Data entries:
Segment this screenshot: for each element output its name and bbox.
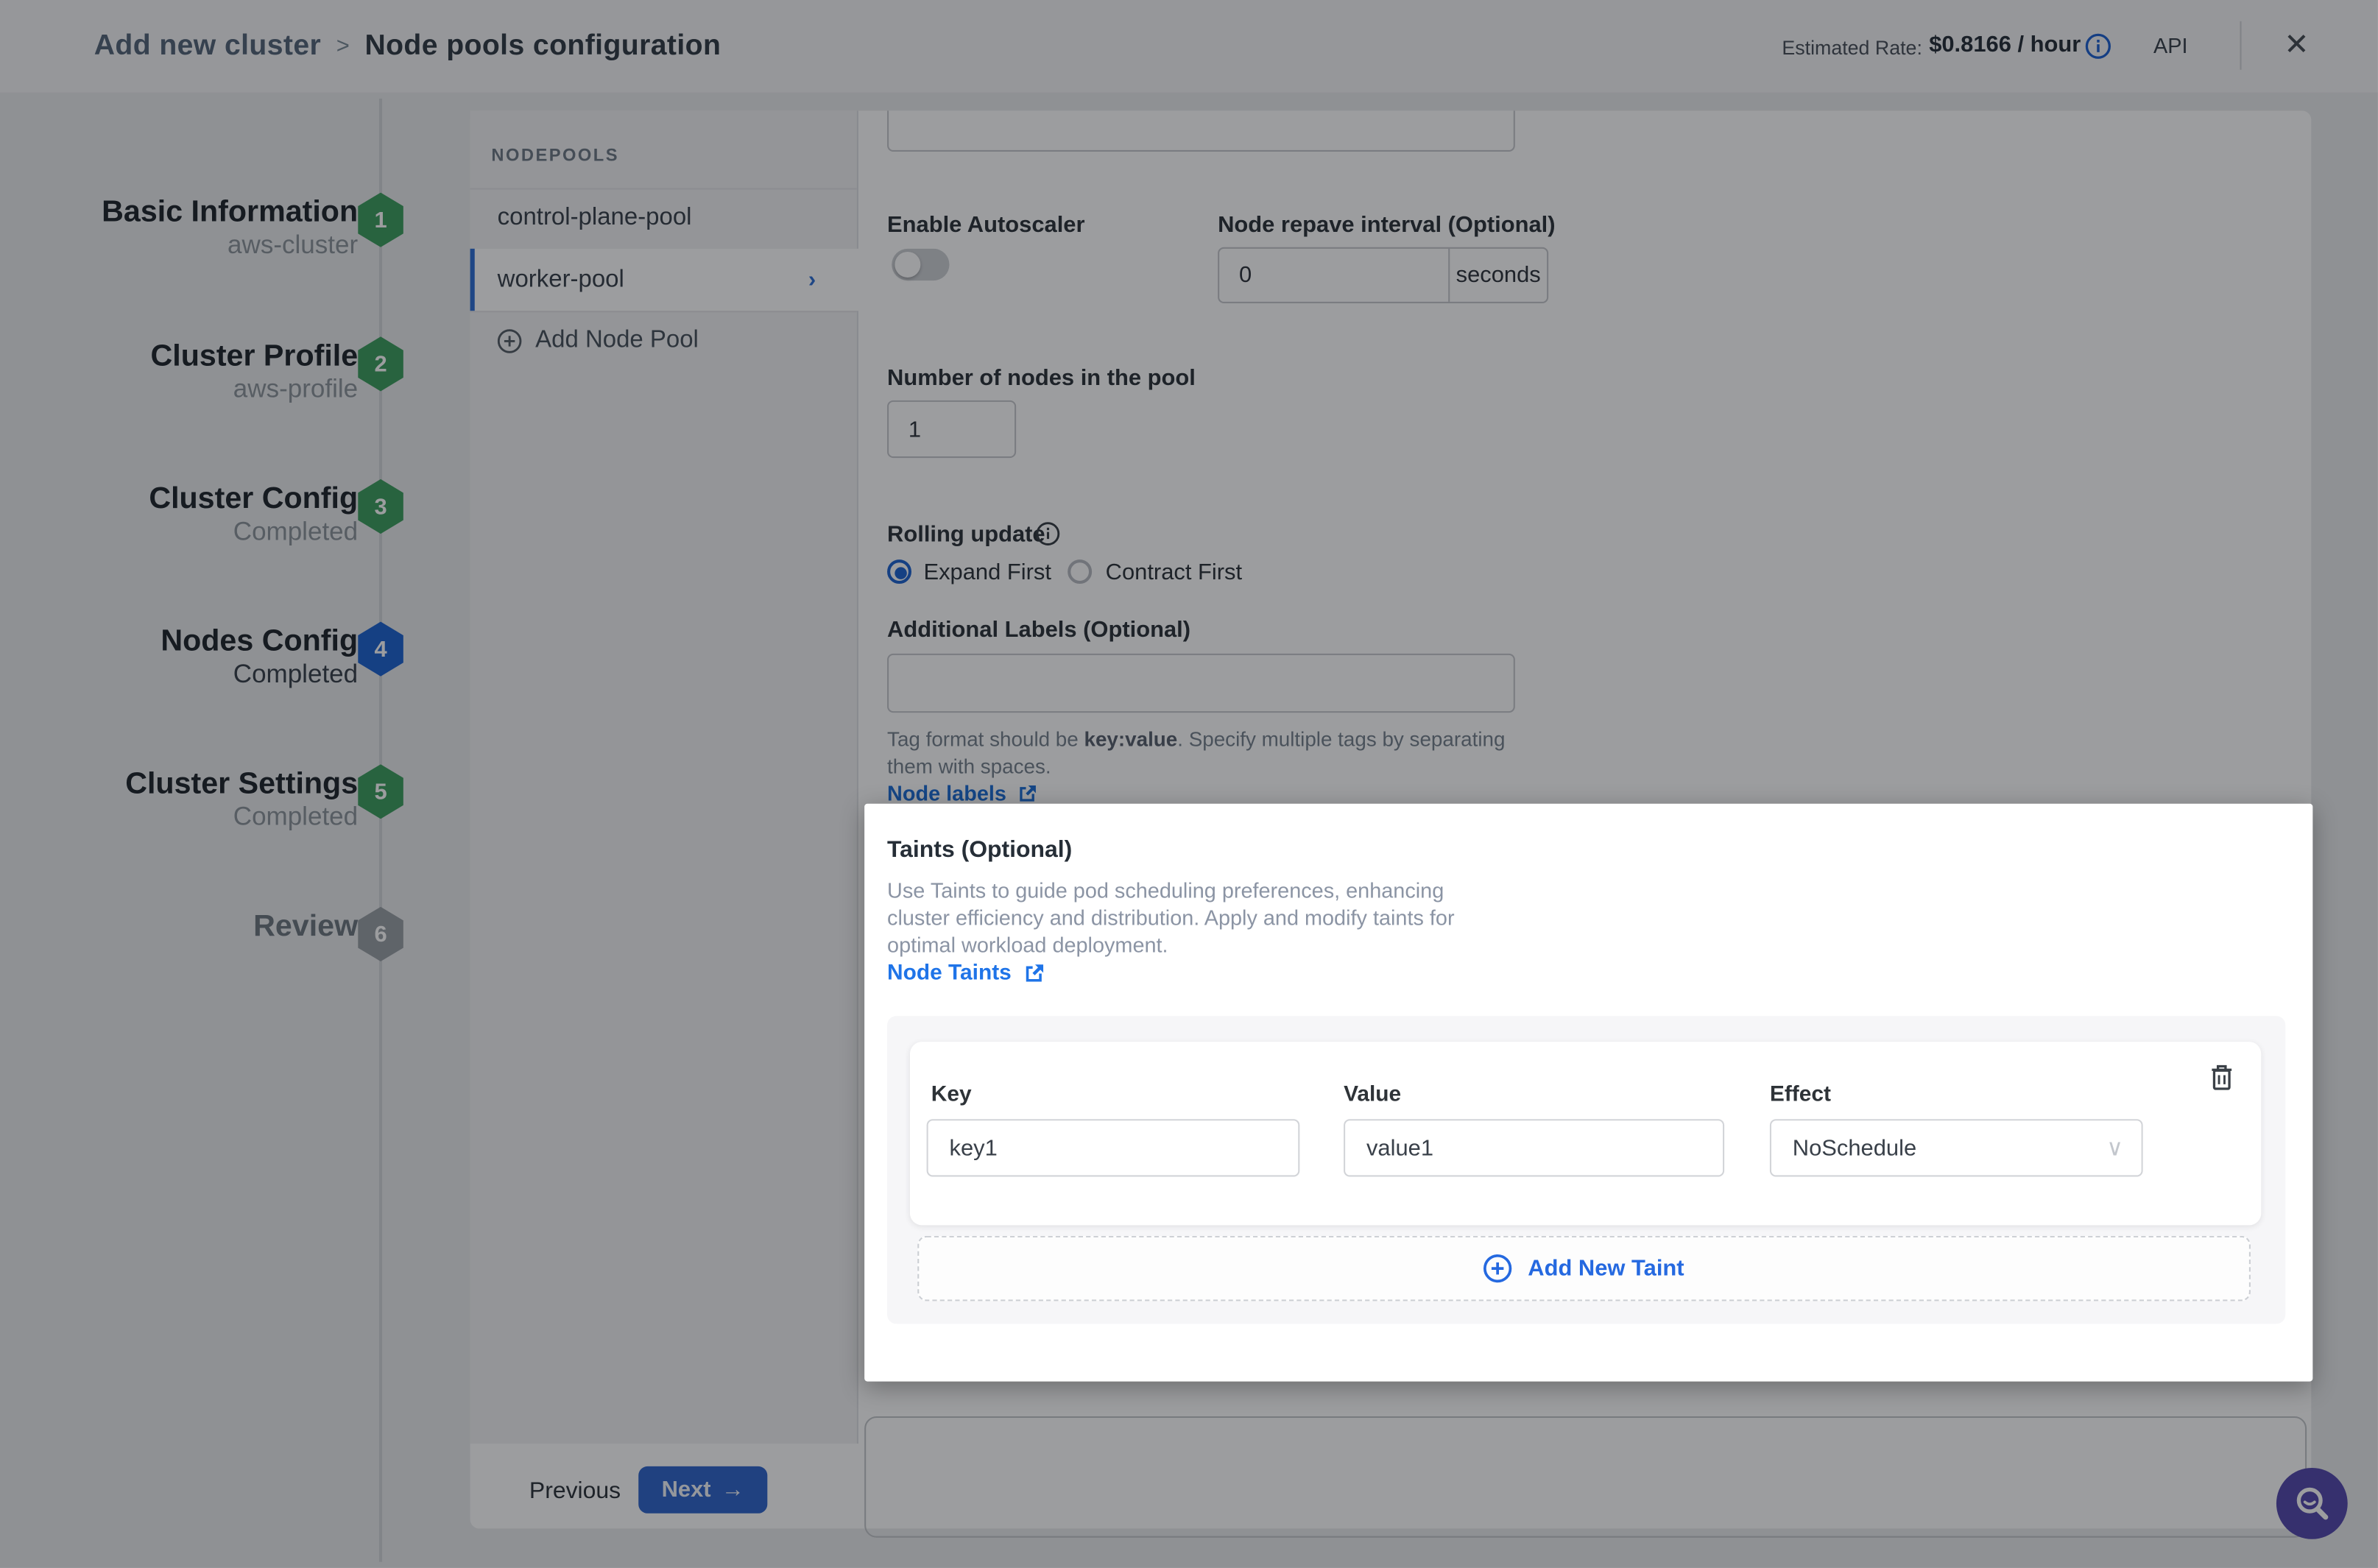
taint-effect-label: Effect [1770, 1083, 1831, 1107]
taints-description: Use Taints to guide pod scheduling prefe… [887, 877, 1497, 958]
taint-value-label: Value [1344, 1083, 1401, 1107]
plus-circle-icon [1484, 1254, 1513, 1283]
external-link-icon [1023, 963, 1045, 984]
taint-effect-select[interactable]: NoSchedule ∨ [1770, 1119, 2143, 1176]
taint-row-card: Key Value Effect NoSchedule ∨ [910, 1042, 2261, 1225]
chevron-down-icon: ∨ [2106, 1134, 2123, 1162]
add-new-taint-button[interactable]: Add New Taint [917, 1236, 2251, 1302]
node-taints-link[interactable]: Node Taints [887, 961, 1045, 986]
app-window: Add new cluster > Node pools configurati… [0, 0, 2378, 1568]
add-new-taint-label: Add New Taint [1528, 1256, 1684, 1282]
taint-key-input[interactable] [927, 1119, 1300, 1176]
taints-spotlight-panel: Taints (Optional) Use Taints to guide po… [864, 804, 2312, 1382]
taint-key-label: Key [931, 1083, 972, 1107]
taint-value-input[interactable] [1344, 1119, 1724, 1176]
delete-taint-icon[interactable] [2209, 1063, 2234, 1090]
node-taints-link-label: Node Taints [887, 961, 1012, 986]
taint-effect-value: NoSchedule [1793, 1135, 1916, 1161]
taints-title: Taints (Optional) [887, 837, 1072, 864]
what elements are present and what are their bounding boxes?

PROBLEM TO SOLVE: Reproduce the lines word for word, starting with the line that contains "taint-effect-label: Effect [1770, 1083, 1831, 1107]" and continuing through the final line.

REPLY:
taint-effect-label: Effect [1770, 1083, 1831, 1107]
taints-description: Use Taints to guide pod scheduling prefe… [887, 877, 1497, 958]
taint-value-label: Value [1344, 1083, 1401, 1107]
plus-circle-icon [1484, 1254, 1513, 1283]
external-link-icon [1023, 963, 1045, 984]
taint-effect-select[interactable]: NoSchedule ∨ [1770, 1119, 2143, 1176]
taint-row-card: Key Value Effect NoSchedule ∨ [910, 1042, 2261, 1225]
chevron-down-icon: ∨ [2106, 1134, 2123, 1162]
add-new-taint-button[interactable]: Add New Taint [917, 1236, 2251, 1302]
node-taints-link[interactable]: Node Taints [887, 961, 1045, 986]
app-window: Add new cluster > Node pools configurati… [0, 0, 2378, 1568]
add-new-taint-label: Add New Taint [1528, 1256, 1684, 1282]
taint-key-input[interactable] [927, 1119, 1300, 1176]
taints-spotlight-panel: Taints (Optional) Use Taints to guide po… [864, 804, 2312, 1382]
taint-key-label: Key [931, 1083, 972, 1107]
taint-value-input[interactable] [1344, 1119, 1724, 1176]
delete-taint-icon[interactable] [2209, 1063, 2234, 1090]
node-taints-link-label: Node Taints [887, 961, 1012, 986]
taint-effect-value: NoSchedule [1793, 1135, 1916, 1161]
taints-title: Taints (Optional) [887, 837, 1072, 864]
what elements are present and what are their bounding boxes?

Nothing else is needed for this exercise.